REQUIREMENTS>
1 > In the text about the Madras School of Arts, who headed the school during the years the series looks back on?
2 > Please rewrite the paragraph of the Madras School of Arts text that begins "Paniker came up with an idea" as a short list, keeping its main facts.
3 > Write the next part of the account of the Madras School of Arts, starting right after its last paragraph.

(Continued from last fortnight)
When school opened after the vacation, we still had no money for either food or train fare to go to school.
The Indian and World Arts & Crafts is a journal we had never heard of till a well-wisher sent us a fascinating series of articles that appeared in it in 1985. They were by an expatriate artist and art critic SUSHIL MUKHERJEE, who in them looked back at his memorable days at the Madras School of Arts then headed by the renowned artist Devi Prosad Roychowdhury as well as painted a picture of Madras in the late 1930s and early 1940s. The series titled ‘Devi Prosad and His Disciples at the Madras School of Arts’ is featured in these pages in a somewhat abbreviated form. |
Paniker came up with an idea. “Paritosh, you and I will tell the old man that we are planning a figure composition for our final exam and we would like to study Sushil’s back. We want him to pose for us. Sushil would tell him that he would pose, but on principle he must get paid as a model. We are final year students, I’m sure he will not turn us down. If Sushil gets paid three bucks a day like any other male model, then we’ll have enough money every day for food and train fare and at the end of the week if we are careful our savings will enable us to buy our monthly passes and provisions for at least a couple of weeks.”

DATA ROWS>

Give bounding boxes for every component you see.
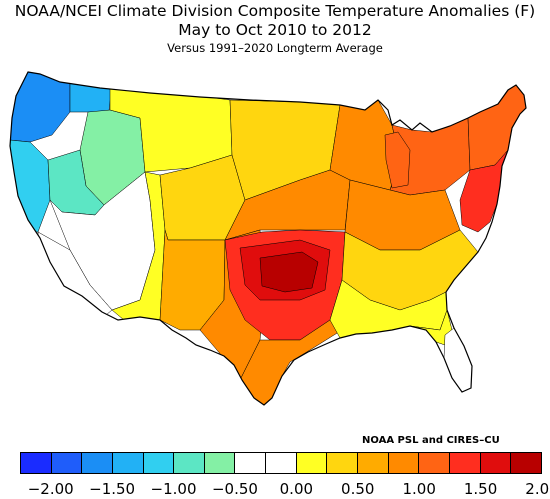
legend-tick-label: 1.50	[463, 480, 498, 498]
legend-swatch	[266, 453, 297, 473]
color-legend	[20, 452, 542, 474]
legend-tick-label: −1.00	[150, 480, 197, 498]
legend-swatch	[327, 453, 359, 473]
region-texas-south	[239, 319, 343, 405]
legend-tick-label: 1.00	[402, 480, 436, 498]
legend-swatch	[419, 453, 450, 473]
region-florida-peninsula	[443, 327, 473, 393]
legend-swatch	[21, 453, 52, 473]
legend-tick-label: −2.00	[27, 480, 74, 498]
legend-tick-label: 0.50	[341, 480, 375, 498]
map-subtitle-baseline: Versus 1991–2020 Longterm Average	[167, 41, 383, 55]
legend-swatch	[143, 453, 175, 473]
map-title: NOAA/NCEI Climate Division Composite Tem…	[14, 2, 536, 20]
map-subtitle-period: May to Oct 2010 to 2012	[178, 21, 372, 39]
legend-swatch	[480, 453, 512, 473]
legend-tick-label: 2.00	[525, 480, 550, 498]
credit-text: NOAA PSL and CIRES–CU	[362, 435, 500, 446]
legend-swatch	[235, 453, 267, 473]
region-lower-michigan	[384, 131, 411, 189]
legend-swatch	[511, 453, 541, 473]
us-anomaly-map	[9, 71, 527, 406]
legend-swatch	[174, 453, 205, 473]
region-pacific-northwest-coast	[10, 72, 71, 143]
legend-swatch	[82, 453, 113, 473]
legend-swatch	[204, 453, 236, 473]
legend-swatch	[51, 453, 83, 473]
legend-swatch	[388, 453, 420, 473]
legend-swatch	[358, 453, 389, 473]
legend-swatch	[112, 453, 144, 473]
legend-tick-label: −1.50	[89, 480, 136, 498]
legend-swatch	[449, 453, 481, 473]
region-northeast	[467, 84, 526, 171]
legend-swatch	[296, 453, 328, 473]
legend-tick-label: 0.00	[279, 480, 314, 498]
legend-tick-label: −0.50	[211, 480, 258, 498]
region-oklahoma-center	[259, 251, 319, 293]
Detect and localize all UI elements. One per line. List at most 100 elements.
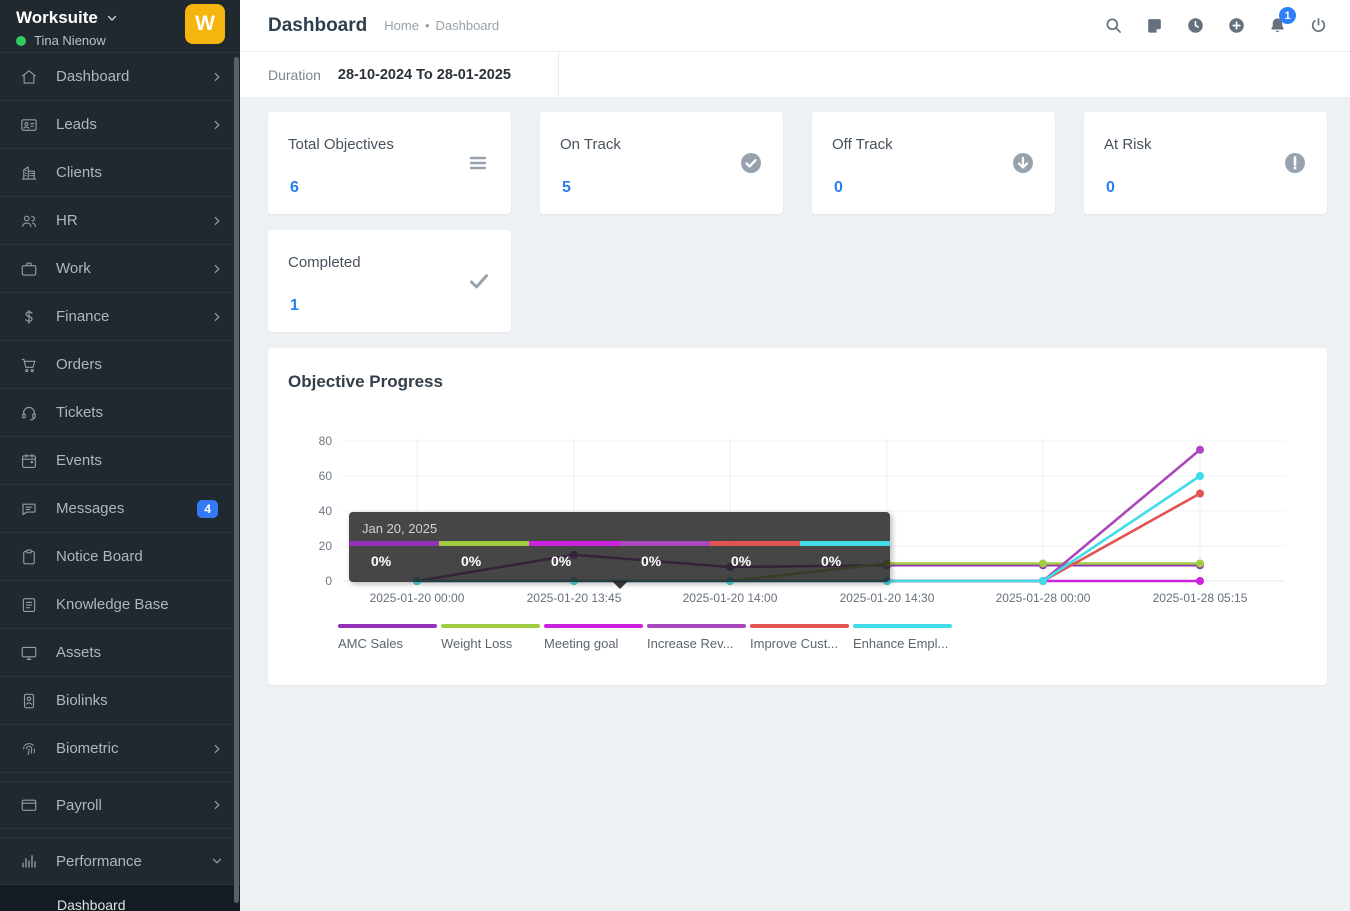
chevron-right-icon [210,118,224,132]
document-icon [20,596,38,614]
stat-label: Completed [288,254,361,271]
main-content: Total Objectives 6 On Track 5 Off Track 0 At R… [240,97,1350,911]
duration-filter: Duration 28-10-2024 To 28-01-2025 [240,52,559,97]
power-button[interactable] [1309,16,1328,35]
sidebar-item-clients[interactable]: Clients [0,149,240,197]
chart-area: 0 20 40 60 80 2025-01-20 00:00 2025-01-20 13:4… [288,432,1307,614]
page-title: Dashboard [268,14,368,36]
bell-button[interactable]: 1 [1268,7,1296,35]
app-switcher[interactable]: Worksuite [16,8,224,28]
chat-icon [20,500,38,518]
list-icon [467,151,491,175]
clock-button[interactable] [1186,16,1205,35]
sidebar-item-assets[interactable]: Assets [0,629,240,677]
sidebar-item-biometric[interactable]: Biometric [0,725,240,773]
monitor-icon [20,644,38,662]
sidebar-item-performance[interactable]: Performance [0,837,240,885]
sidebar-item-leads[interactable]: Leads [0,101,240,149]
notification-badge: 1 [1279,7,1296,24]
sidebar-item-hr[interactable]: HR [0,197,240,245]
sidebar-item-events[interactable]: Events [0,437,240,485]
tooltip-value: 0% [731,553,752,569]
check-icon [467,269,491,293]
tooltip-value: 0% [641,553,662,569]
sidebar-item-messages[interactable]: Messages 4 [0,485,240,533]
legend-item-meeting-goal[interactable]: Meeting goal [544,624,645,651]
sidebar-item-dashboard[interactable]: Dashboard [0,53,240,101]
legend-item-weight-loss[interactable]: Weight Loss [441,624,542,651]
wallet-icon [20,796,38,814]
sidebar-item-label: Performance [56,852,142,870]
sidebar-item-finance[interactable]: Finance [0,293,240,341]
sidebar-item-orders[interactable]: Orders [0,341,240,389]
sidebar-item-label: Clients [56,164,102,181]
breadcrumb-home[interactable]: Home [384,18,419,33]
legend-color-bar [544,624,643,628]
stat-value: 5 [562,179,571,196]
topbar-actions: 1 [1104,7,1328,35]
chart-legend: AMC Sales Weight Loss Meeting goal Increase… [338,624,1307,651]
sidebar-item-label: Messages [56,500,125,517]
headset-icon [20,404,38,422]
stat-value: 6 [290,179,299,196]
sidebar-item-label: Assets [56,644,102,661]
chevron-right-icon [210,70,224,84]
sidebar-item-label: Tickets [56,404,103,421]
legend-item-improve-cust[interactable]: Improve Cust... [750,624,851,651]
x-axis-tick-label: 2025-01-20 14:30 [840,591,935,605]
sidebar-item-work[interactable]: Work [0,245,240,293]
x-axis-tick-label: 2025-01-20 14:00 [683,591,778,605]
stat-card-off-track: Off Track 0 [812,112,1055,214]
app-logo[interactable]: W [185,4,225,44]
sidebar-item-payroll[interactable]: Payroll [0,781,240,829]
legend-item-amc-sales[interactable]: AMC Sales [338,624,439,651]
chevron-right-icon [210,310,224,324]
stat-label: Total Objectives [288,136,394,153]
fingerprint-icon [20,740,38,758]
tooltip-title: Jan 20, 2025 [362,521,438,536]
bell-icon [1268,16,1287,35]
exclamation-circle-icon [1283,151,1307,175]
sidebar-subitem-dashboard[interactable]: Dashboard [0,885,240,911]
breadcrumb-current: Dashboard [435,18,500,33]
biolink-icon [20,692,38,710]
sidebar-item-biolinks[interactable]: Biolinks [0,677,240,725]
legend-color-bar [338,624,437,628]
tooltip-values: 0% 0% 0% 0% 0% 0% [349,553,890,569]
stat-card-on-track: On Track 5 [540,112,783,214]
arrow-down-circle-icon [1011,151,1035,175]
y-axis-tick-label: 60 [319,469,333,483]
tooltip-series-color [709,541,800,546]
legend-label: Increase Rev... [647,636,734,651]
stat-value: 1 [290,297,299,314]
sidebar-item-label: Knowledge Base [56,596,169,613]
y-axis-tick-label: 80 [319,434,333,448]
bar-chart-icon [20,852,38,870]
legend-item-enhance-empl[interactable]: Enhance Empl... [853,624,954,651]
x-axis-tick-label: 2025-01-28 00:00 [996,591,1091,605]
sidebar-item-label: Payroll [56,796,102,814]
tooltip-value: 0% [371,553,392,569]
sidebar-item-label: Notice Board [56,548,143,565]
legend-item-increase-rev[interactable]: Increase Rev... [647,624,748,651]
building-icon [20,164,38,182]
tooltip-value: 0% [821,553,842,569]
calendar-icon [20,452,38,470]
legend-label: Weight Loss [441,636,513,651]
sidebar-item-notice-board[interactable]: Notice Board [0,533,240,581]
duration-range-picker[interactable]: 28-10-2024 To 28-01-2025 [337,66,511,83]
sidebar-scrollbar[interactable] [234,57,239,903]
sidebar-item-label: Finance [56,308,110,325]
plus-circle-icon [1227,16,1246,35]
note-icon [1145,16,1164,35]
filter-bar: Duration 28-10-2024 To 28-01-2025 [240,52,1350,97]
sidebar-item-tickets[interactable]: Tickets [0,389,240,437]
stat-card-total-objectives: Total Objectives 6 [268,112,511,214]
plus-circle-button[interactable] [1227,16,1246,35]
note-button[interactable] [1145,16,1164,35]
search-button[interactable] [1104,16,1123,35]
sidebar-item-knowledge-base[interactable]: Knowledge Base [0,581,240,629]
sidebar-item-label: Work [56,260,91,277]
clipboard-icon [20,548,38,566]
sidebar-item-label: HR [56,212,78,229]
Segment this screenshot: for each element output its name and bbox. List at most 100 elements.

TASK-BY-TASK RESULTS>
1 > Devi Prosad Roychowdhury

2 >
- Paniker suggests that he and Paritosh tell the old man they are planning a figure composition for their final exam and want to study Sushil's back, with Sushil posing for them.
- Sushil would agree to pose but, on principle, insist on being paid as a model.
- Since they are final-year students, Paniker is sure the old man will not turn them down.
- If Sushil gets three bucks a day like any other male model, they will have enough money every day for food and train fare.
- If they are careful, by the end of the week their savings will buy their monthly passes and provisions for at least a couple of weeks.

3 >
Thanks to Devi Prosad, Paniker and Paritosh were allowed to have me as a model. I posed for five days before the entire senior class and thanks again to our understanding guruji, I was paid a fee of five rupees a day instead of the usual three a day for male models. However, according to government regulation a student of the school couldn’t be employed as a model. So my name was changed to Chinnaswamy by Paniker. Twentyfive rupees those days was quite a large sum of money. It solved our food and transport problem for nearly a month.
* * *
Paniker was a wrestling enthusiast. Once we went to see an exhibition of professional all-in wrestling in which some of the stars of the time like King Kong, Dara Singh and Kartar Singh were taking part. On our way back home we dropped in to see Devi Prosad. As was usual with him, after a hard day’s work he was sitting on the veranda of his studio with a bottle of brandy and practising target shooting with his air-rifle on tin cans hanging from the branches of a tree in the school garden. Paniker started talking excitedly about the wrestlers. Devi Prosad listened to him for a while and then said, “Paniker, those fellows are really not good wrestlers in the traditional sense, like Gama, Gobar and other great Indian pahelwans. They are showmen and their wrestling is only for show business. I know a little bit about wrestling. I learnt it from a pahelwan when I was young.”
“Then, why don’t you teach us sir? We would love to learn wrestling from you.”
“Well, how many of you would be interested?”
“Besides me and Sushil, I’m sure we could persuade four or five others to join us.”
And so Devi Prosad agreed to teach us wrestling. An akhada (wrestling pit) was dug under the neem tree behind the studio, the expense for it met entirely by Devi Prosad. Other staff seeing this wondered, “Is this an art school or a lunatic asylum?”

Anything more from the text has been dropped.